• [Challenge 1]: The Los Angeles street-food article names several skewer options at Dollar Hits by a Filipino name followed by an English gloss in parentheses. List every one of them with its gloss.
• [Challenge 2]: Carry on the Los Angeles street-food article from its final sentence, in the same voice and format.

• [Passage]:
— begin —

In September 2018 L.A. legalized street food for the first time. The bill was a welcome milestone, but as anyone who had sampled a late-night hot dog or Tajin-sprinkled fruit plate from a cart can attest, L.A. has enjoyed a robust street-food scene long before it was civically sanctioned.
Unlike high-profile restaurant chefs, street vendors serving modestly priced fare for the masses are rarely given the spotlight. The working definition of street food can be as wide as the 405, but we’ve compiled a few our favorite curbside eats—or at least those spots inspired by the culture at large.
So tag along and remember: Lines are a good sign, be sure to bring cash, and always order two dishes when you think one will do.
2422 W. Temple St., Historic FilipinoTown
What does a dollar get you these days? An Arizona iced tea, a sad value-menu burger, some plastic doodad from 99 Cents Only? Better than all those things (but equally cheap) are the grilled skewers at Dollar Hits, a popular street-food operation in the heart of L.A.’s Historic Filipinotown. The concept, based on isaw barbecue stalls found throughout the Philippines, is simple: Grab a plate and fill it with as many par-grilled skewers as you like—all for $1 each. The stand’s many different cuts can be overwhelming to choose from and maybe a little intimidating: tenga (pork ears), adidas (chicken feet), atay (chicken liver), balunbalunan (gizzards), isaw (pork intestines), betamax (blood cakes), kwek-kwek (fried quail eggs), fish balls, and even hot dogs (novices usually stick with the skewers of pork butt or chicken thigh, both glazed with soy sauce, sugar, and garlic). Your choices in hand, the next step is to finish your meat over charcoal grills outside the shop that the staff refreshes with hot coals every hour or so. After you’ve cooked your skewers to your satisfaction, grab a folding chair and dipping sauces—there’s vinegar spiked with onions and chiles, plus a sweeter one made with brown sugar—and savor your DIY feast.

— end —

• [Records shown]:
— begin —

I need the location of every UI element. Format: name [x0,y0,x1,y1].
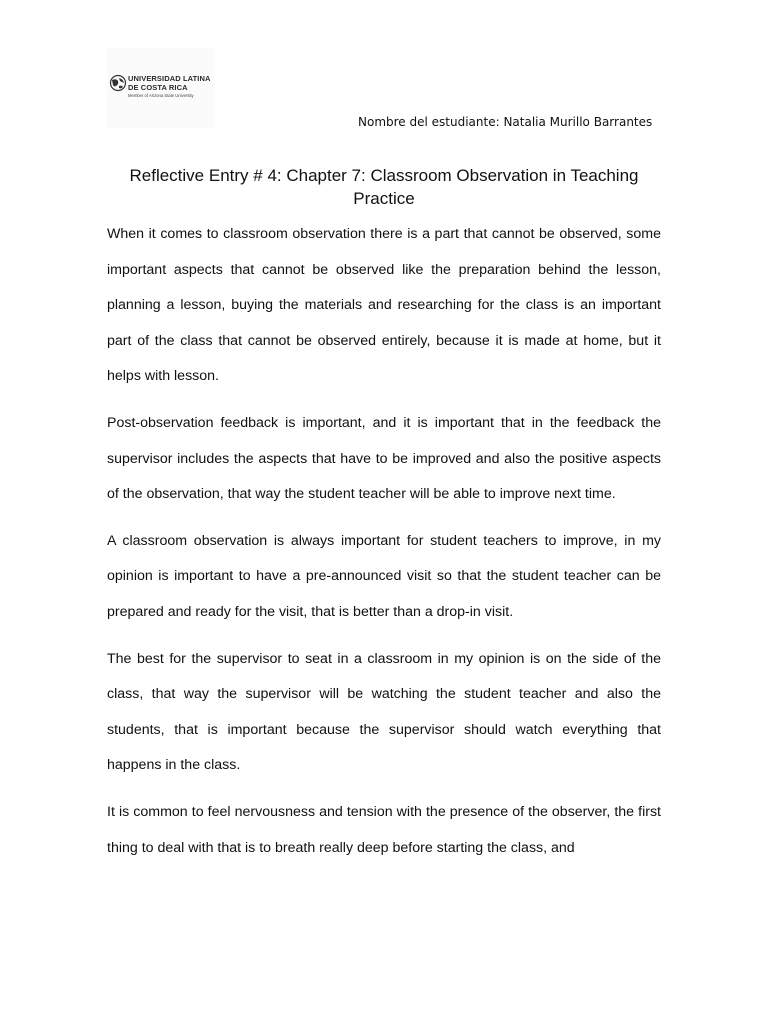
paragraph-5: It is common to feel nervousness and tension with the presence of the observer, the first thing to deal with that is to breath really deep before starting the class, and [107,803,661,856]
student-name-label: Nombre del estudiante: Natalia Murillo Barrantes [358,115,653,129]
document-title: Reflective Entry # 4: Chapter 7: Classroom Observation in Teaching Practice [129,166,639,208]
logo-line-2: DE COSTA RICA [128,83,188,92]
globe-icon [109,74,127,92]
university-logo [107,48,215,128]
paragraph-4: The best for the supervisor to seat in a classroom in my opinion is on the side of the class, that way the supervisor will be watching the student teacher and also the students, that is important because the supervisor should watch everything that happens in the class. [107,650,661,774]
paragraph-2: Post-observation feedback is important, and it is important that in the feedback the supervisor includes the aspects that have to be improved and also the positive aspects of the observation, that way the student teacher will be able to improve next time. [107,414,661,503]
paragraph-3: A classroom observation is always important for student teachers to improve, in my opinion is important to have a pre-announced visit so that the student teacher can be prepared and ready for the visit, that is better than a drop-in visit. [107,532,661,620]
logo-line-1: UNIVERSIDAD LATINA [128,74,211,83]
paragraph-1: When it comes to classroom observation there is a part that cannot be observed, some important aspects that cannot be observed like the preparation behind the lesson, planning a lesson, buying the materials and researching for the class is an important part of the class that cannot be observed entirely, because it is made at home, but it helps with lesson. [107,226,661,385]
document-body [107,217,661,877]
logo-line-3: Member of Arizona State University [128,93,194,98]
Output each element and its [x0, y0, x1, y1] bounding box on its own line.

— end —

• [Task answer 1]:
- tenga (pork ears)
- adidas (chicken feet)
- atay (chicken liver)
- balunbalunan (gizzards)
- isaw (pork intestines)
- betamax (blood cakes)
- kwek-kwek (fried quail eggs)

• [Task answer 2]:
Dollar Hits opened in 2013 as a food truck run by Elvie Chan and her sisters Josephine and Nellie. The truck grew so popular that last year the Chans were able to move into an adjacent storefront and expand business to six nights a week, from 5 to 11. Seen from cars whizzing past on Temple Street, the location is a carnival of smoke, crowds, and multicolored strobe lights on its busiest evenings. A sound system pumps out Manila’s Top 40; you might have to elbow in for space at a grill. But the feeling is mostly one of being at a rollicking backyard party. Make sure to order a cup of fresh cantaloupe juice, too (with free refills). Like everything else at Dollar Hits, it costs only a buck.
3040 E. Olympic Blvd., Boyle Heights
The most famous food truck in Los Angeles? After Roy Choi’s Kogi fleet, it might well be Mariscos Jalisco, the iconic operation of Raul Ortega—from the Mexican town of San Juan de los Lagos, Jalisco. Ordering the fried-shrimp taco here is a rite of passage: a golden, crisp shell of fried masa molded around velvety minced shrimp and topped with salsa and sliced avocado. Heaven has a price tag of $2.25.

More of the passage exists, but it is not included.